> _任务要求_
在关于导管消融治疗主动脉根部附近室性期前收缩的摘录中，回顾性分析的患者资料来自哪个时间段？

> _文本摘录_
周 赟, 孙育民, 张 雁, 曹 宾, 黄少华, 陶文其, 王 骏. 导管消融治疗起源于主动脉根部附近室性期前收缩7例[J]. 心脏杂志, 2013, 25(5): 569-572.
    引用本文: 周 赟, 孙育民, 张 雁, 曹 宾, 黄少华, 陶文其, 王 骏. 导管消融治疗起源于主动脉根部附近室性期前收缩7例[J]. 心脏杂志, 2013, 25(5): 569-572.
    Treatment of catheter ablation in seven cases of preventricular contractions originating from the aortic root[J]. Chinese Heart Journal, 2013, 25(5): 569-572.
    Citation: Treatment of catheter ablation in seven cases of preventricular contractions originating from the aortic root[J]. Chinese Heart Journal, 2013, 25(5): 569-572.

    导管消融治疗起源于主动脉根部附近室性期前收缩7例

    Treatment of catheter ablation in seven cases of preventricular contractions originating from the aortic root

    • 摘要: 目的:分析主动脉根部(AR)附近起源的室性期前收缩(室性早搏,室早)心电图特征和导管消融体会。方法: 回顾性分析2010年6月~2012年8月在我院成功行导管射频消融治疗的AR附近起源的7例室早患者资料。结果: 7例室早起源于主动脉窦上3例:右冠状动脉窦(RCC)起源1例,左冠状动脉窦(LCC)1例,LCC与RCC交界处1例;主动脉窦下4例: LCC下近RCC 1例,主动脉瓣与二尖瓣连接处1例,LCC下左小叶三角1例,二尖瓣环12点1例。所有患者靶点腔内激动标测提示双极靶点电图领先体表心电图QRS波起点20~58(34±12) ms,4例(4/7)靶点部位可见室早时局部电位极性逆转。无消融相关并发症发生。 结论: 导管消融AR附近起源室早安全、有效,室早体表心电图可初步判断起源部位,标测和消融时注意局部电位特征。

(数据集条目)
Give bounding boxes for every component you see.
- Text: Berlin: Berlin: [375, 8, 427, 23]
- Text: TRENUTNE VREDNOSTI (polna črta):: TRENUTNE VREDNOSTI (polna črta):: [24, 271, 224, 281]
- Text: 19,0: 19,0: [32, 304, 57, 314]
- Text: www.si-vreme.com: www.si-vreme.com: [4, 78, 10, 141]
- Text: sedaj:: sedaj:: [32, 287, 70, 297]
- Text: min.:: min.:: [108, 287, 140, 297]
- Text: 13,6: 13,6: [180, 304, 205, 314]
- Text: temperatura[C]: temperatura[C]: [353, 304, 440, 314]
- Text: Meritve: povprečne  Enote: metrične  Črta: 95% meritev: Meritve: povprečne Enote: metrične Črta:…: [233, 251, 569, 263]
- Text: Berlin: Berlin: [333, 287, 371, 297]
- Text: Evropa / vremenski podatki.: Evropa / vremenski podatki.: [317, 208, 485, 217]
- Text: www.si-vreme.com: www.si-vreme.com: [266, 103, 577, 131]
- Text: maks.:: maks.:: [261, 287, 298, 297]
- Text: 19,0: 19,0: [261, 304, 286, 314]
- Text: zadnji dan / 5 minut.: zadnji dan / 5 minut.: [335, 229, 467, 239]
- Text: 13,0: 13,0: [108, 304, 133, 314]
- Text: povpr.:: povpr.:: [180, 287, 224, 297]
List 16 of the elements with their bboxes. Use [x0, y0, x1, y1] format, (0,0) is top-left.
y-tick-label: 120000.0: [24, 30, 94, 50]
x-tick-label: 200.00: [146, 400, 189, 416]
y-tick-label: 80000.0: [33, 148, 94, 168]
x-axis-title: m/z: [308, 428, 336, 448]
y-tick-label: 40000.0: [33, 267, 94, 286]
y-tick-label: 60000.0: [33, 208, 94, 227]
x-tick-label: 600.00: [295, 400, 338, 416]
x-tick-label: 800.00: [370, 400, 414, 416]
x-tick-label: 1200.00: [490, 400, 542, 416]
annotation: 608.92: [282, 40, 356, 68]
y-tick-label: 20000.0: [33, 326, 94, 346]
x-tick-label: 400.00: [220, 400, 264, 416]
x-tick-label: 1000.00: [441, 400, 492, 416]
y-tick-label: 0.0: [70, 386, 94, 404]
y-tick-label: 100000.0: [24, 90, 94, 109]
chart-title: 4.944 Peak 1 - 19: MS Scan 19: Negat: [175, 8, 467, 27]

> _参考解答_
资料来自2010年6月至2012年8月。